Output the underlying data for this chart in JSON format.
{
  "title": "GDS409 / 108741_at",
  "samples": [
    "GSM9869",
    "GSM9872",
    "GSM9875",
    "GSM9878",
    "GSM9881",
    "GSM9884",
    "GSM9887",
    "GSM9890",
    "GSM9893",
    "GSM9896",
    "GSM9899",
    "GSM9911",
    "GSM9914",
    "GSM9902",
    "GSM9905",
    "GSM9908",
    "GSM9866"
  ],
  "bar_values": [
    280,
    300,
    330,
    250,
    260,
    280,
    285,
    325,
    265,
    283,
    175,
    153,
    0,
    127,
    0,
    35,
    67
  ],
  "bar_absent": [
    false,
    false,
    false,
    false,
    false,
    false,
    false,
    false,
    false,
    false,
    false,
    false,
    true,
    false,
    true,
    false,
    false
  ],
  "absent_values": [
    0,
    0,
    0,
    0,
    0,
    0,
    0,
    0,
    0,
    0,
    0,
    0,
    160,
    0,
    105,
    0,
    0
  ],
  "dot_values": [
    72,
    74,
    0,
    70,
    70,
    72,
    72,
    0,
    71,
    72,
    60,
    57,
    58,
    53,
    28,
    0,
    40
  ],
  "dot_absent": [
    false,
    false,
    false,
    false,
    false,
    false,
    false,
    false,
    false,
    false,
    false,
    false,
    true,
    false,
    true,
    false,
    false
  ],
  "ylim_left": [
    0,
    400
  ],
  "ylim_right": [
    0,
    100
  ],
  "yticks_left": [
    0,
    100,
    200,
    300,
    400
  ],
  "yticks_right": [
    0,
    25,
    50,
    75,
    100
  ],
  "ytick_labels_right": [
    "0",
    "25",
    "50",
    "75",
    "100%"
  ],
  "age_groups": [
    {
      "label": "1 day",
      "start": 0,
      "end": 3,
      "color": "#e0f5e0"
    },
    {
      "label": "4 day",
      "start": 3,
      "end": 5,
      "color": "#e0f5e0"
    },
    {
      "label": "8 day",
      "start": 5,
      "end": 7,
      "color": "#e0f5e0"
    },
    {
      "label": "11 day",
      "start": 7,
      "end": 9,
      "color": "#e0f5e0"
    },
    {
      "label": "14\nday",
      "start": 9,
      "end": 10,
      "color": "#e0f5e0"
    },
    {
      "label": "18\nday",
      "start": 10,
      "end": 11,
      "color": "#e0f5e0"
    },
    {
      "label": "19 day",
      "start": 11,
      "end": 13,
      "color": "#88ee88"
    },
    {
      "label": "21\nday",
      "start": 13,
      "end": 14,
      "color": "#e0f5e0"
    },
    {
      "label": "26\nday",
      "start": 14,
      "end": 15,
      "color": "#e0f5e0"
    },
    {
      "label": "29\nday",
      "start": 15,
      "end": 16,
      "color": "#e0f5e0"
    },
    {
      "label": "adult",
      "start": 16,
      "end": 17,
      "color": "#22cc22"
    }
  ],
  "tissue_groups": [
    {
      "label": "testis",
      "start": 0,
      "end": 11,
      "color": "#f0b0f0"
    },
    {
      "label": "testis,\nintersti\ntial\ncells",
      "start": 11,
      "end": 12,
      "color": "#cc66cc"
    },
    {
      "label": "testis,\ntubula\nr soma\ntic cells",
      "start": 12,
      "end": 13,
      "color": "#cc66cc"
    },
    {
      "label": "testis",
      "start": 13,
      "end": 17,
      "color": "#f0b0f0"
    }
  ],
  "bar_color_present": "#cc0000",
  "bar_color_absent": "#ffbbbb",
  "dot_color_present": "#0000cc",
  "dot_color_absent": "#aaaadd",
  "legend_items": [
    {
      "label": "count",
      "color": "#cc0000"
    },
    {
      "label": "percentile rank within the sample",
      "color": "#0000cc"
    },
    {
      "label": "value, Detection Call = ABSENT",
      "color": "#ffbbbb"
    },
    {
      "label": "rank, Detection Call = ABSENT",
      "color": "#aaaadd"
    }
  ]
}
··········
*Task requirements*. Show every line of the records above that contains the word "aaaadd".

*Answer*.
  "dot_color_absent": "#aaaadd",
      "color": "#aaaadd"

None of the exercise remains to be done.